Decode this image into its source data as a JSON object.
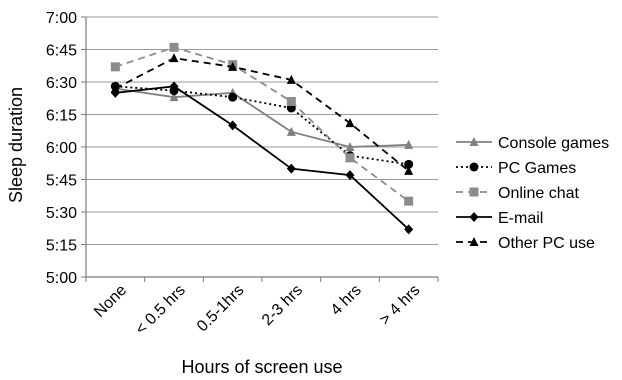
{
  "chart_data": {
    "type": "line",
    "title": "",
    "xlabel": "Hours of screen use",
    "ylabel": "Sleep duration",
    "categories": [
      "None",
      "< 0.5 hrs",
      "0.5-1hrs",
      "2-3 hrs",
      "4 hrs",
      "> 4 hrs"
    ],
    "y_unit": "minutes after 5:00",
    "ylim": [
      0,
      120
    ],
    "y_ticks": [
      0,
      15,
      30,
      45,
      60,
      75,
      90,
      105,
      120
    ],
    "y_tick_labels": [
      "5:00",
      "5:15",
      "5:30",
      "5:45",
      "6:00",
      "6:15",
      "6:30",
      "6:45",
      "7:00"
    ],
    "grid": "horizontal",
    "legend_position": "right",
    "series": [
      {
        "name": "Console games",
        "values": [
          87,
          83,
          85,
          67,
          60,
          61
        ],
        "color": "#808080",
        "dash": "solid",
        "marker": "triangle"
      },
      {
        "name": "PC Games",
        "values": [
          88,
          86,
          83,
          78,
          56,
          52
        ],
        "color": "#000000",
        "dash": "dotted",
        "marker": "circle"
      },
      {
        "name": "Online chat",
        "values": [
          97,
          106,
          98,
          81,
          55,
          35
        ],
        "color": "#8c8c8c",
        "dash": "dashed",
        "marker": "square"
      },
      {
        "name": "E-mail",
        "values": [
          85,
          88,
          70,
          50,
          47,
          22
        ],
        "color": "#000000",
        "dash": "solid",
        "marker": "diamond"
      },
      {
        "name": "Other PC use",
        "values": [
          87,
          101,
          97,
          91,
          71,
          49
        ],
        "color": "#000000",
        "dash": "dashed",
        "marker": "triangle"
      }
    ]
  }
}
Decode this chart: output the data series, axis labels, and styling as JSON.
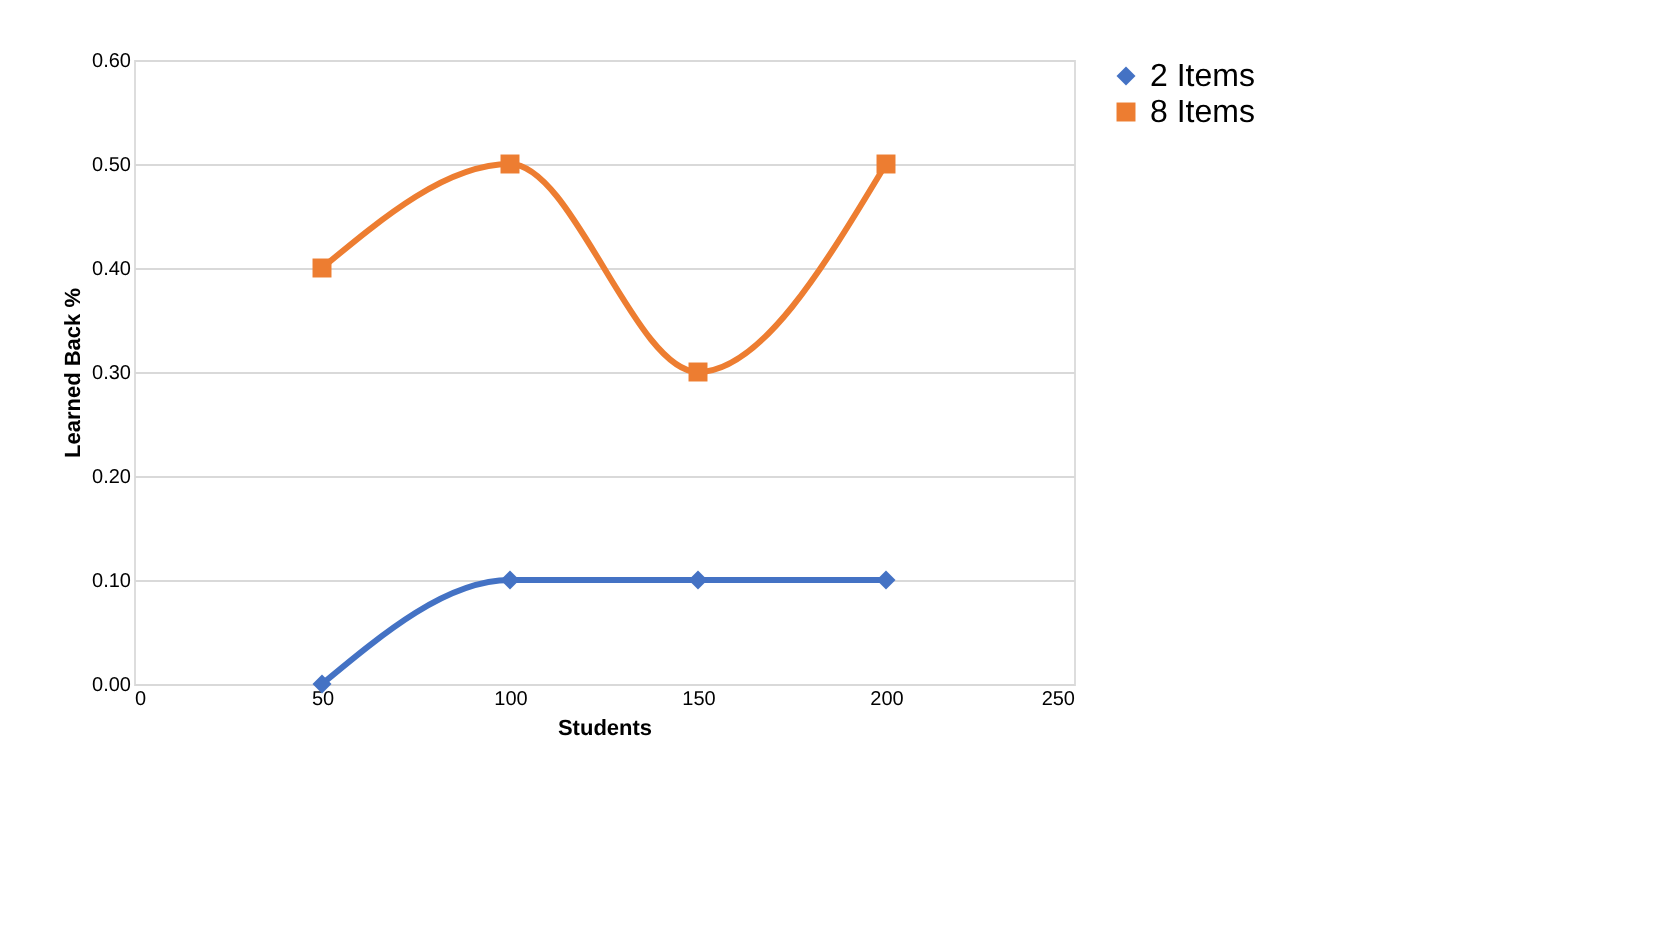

→ EXERCISE GOAL
Exact duplication of all the records is required; pictures are omitted from the copy.

→ OUTPUT
Decode this image into its source data as a JSON object.
{
  "chart_data": {
    "type": "line",
    "title": "",
    "xlabel": "Hours of screen use",
    "ylabel": "Sleep duration",
    "categories": [
      "None",
      "< 0.5 hrs",
      "0.5-1hrs",
      "2-3 hrs",
      "4 hrs",
      "> 4 hrs"
    ],
    "y_unit": "minutes after 5:00",
    "ylim": [
      0,
      120
    ],
    "y_ticks": [
      0,
      15,
      30,
      45,
      60,
      75,
      90,
      105,
      120
    ],
    "y_tick_labels": [
      "5:00",
      "5:15",
      "5:30",
      "5:45",
      "6:00",
      "6:15",
      "6:30",
      "6:45",
      "7:00"
    ],
    "grid": "horizontal",
    "legend_position": "right",
    "series": [
      {
        "name": "Console games",
        "values": [
          87,
          83,
          85,
          67,
          60,
          61
        ],
        "color": "#808080",
        "dash": "solid",
        "marker": "triangle"
      },
      {
        "name": "PC Games",
        "values": [
          88,
          86,
          83,
          78,
          56,
          52
        ],
        "color": "#000000",
        "dash": "dotted",
        "marker": "circle"
      },
      {
        "name": "Online chat",
        "values": [
          97,
          106,
          98,
          81,
          55,
          35
        ],
        "color": "#8c8c8c",
        "dash": "dashed",
        "marker": "square"
      },
      {
        "name": "E-mail",
        "values": [
          85,
          88,
          70,
          50,
          47,
          22
        ],
        "color": "#000000",
        "dash": "solid",
        "marker": "diamond"
      },
      {
        "name": "Other PC use",
        "values": [
          87,
          101,
          97,
          91,
          71,
          49
        ],
        "color": "#000000",
        "dash": "dashed",
        "marker": "triangle"
      }
    ]
  }
}
Decode this chart: output the data series, axis labels, and styling as JSON.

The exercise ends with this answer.